## GOAL
Reproduce the entries from the line containing "List all visible" through the line containing "staticText: Password <box>25", both lines included, and omit the picture from your answer.

## MATERIAL FOR THIS EXERCISE
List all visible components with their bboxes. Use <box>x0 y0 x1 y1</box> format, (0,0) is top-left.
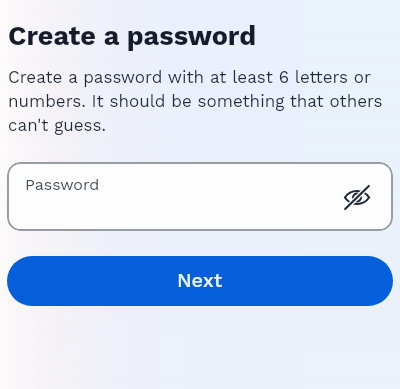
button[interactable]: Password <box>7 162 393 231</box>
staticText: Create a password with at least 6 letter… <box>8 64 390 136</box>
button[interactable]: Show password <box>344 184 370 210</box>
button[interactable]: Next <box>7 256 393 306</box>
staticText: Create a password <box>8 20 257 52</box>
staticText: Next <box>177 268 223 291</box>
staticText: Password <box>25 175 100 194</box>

...

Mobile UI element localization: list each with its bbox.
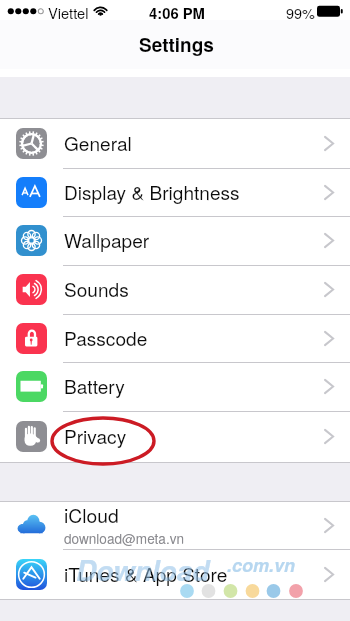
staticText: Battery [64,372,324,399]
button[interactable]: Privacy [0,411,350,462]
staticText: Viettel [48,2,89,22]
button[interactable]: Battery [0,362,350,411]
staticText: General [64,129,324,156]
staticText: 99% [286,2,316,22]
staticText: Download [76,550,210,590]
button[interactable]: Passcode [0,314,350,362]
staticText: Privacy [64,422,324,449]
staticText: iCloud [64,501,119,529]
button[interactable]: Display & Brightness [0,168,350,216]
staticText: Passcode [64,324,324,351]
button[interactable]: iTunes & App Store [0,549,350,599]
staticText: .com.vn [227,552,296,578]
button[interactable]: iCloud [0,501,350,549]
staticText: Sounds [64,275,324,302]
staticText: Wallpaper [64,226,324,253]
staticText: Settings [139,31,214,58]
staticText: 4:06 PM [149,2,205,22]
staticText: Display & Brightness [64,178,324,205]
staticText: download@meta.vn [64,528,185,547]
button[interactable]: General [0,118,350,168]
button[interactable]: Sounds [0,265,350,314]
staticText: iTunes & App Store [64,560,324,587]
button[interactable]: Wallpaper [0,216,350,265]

## WORKED ANSWER
List all visible components with their bboxes. Use <box>x0 y0 x1 y1</box> format, (0,0) is top-left.
button[interactable]: Password <box>7 162 393 231</box>
staticText: Create a password with at least 6 letter… <box>8 64 390 136</box>
button[interactable]: Show password <box>344 184 370 210</box>
button[interactable]: Next <box>7 256 393 306</box>
staticText: Create a password <box>8 20 257 52</box>
staticText: Next <box>177 268 223 291</box>
staticText: Password <box>25 175 100 194</box>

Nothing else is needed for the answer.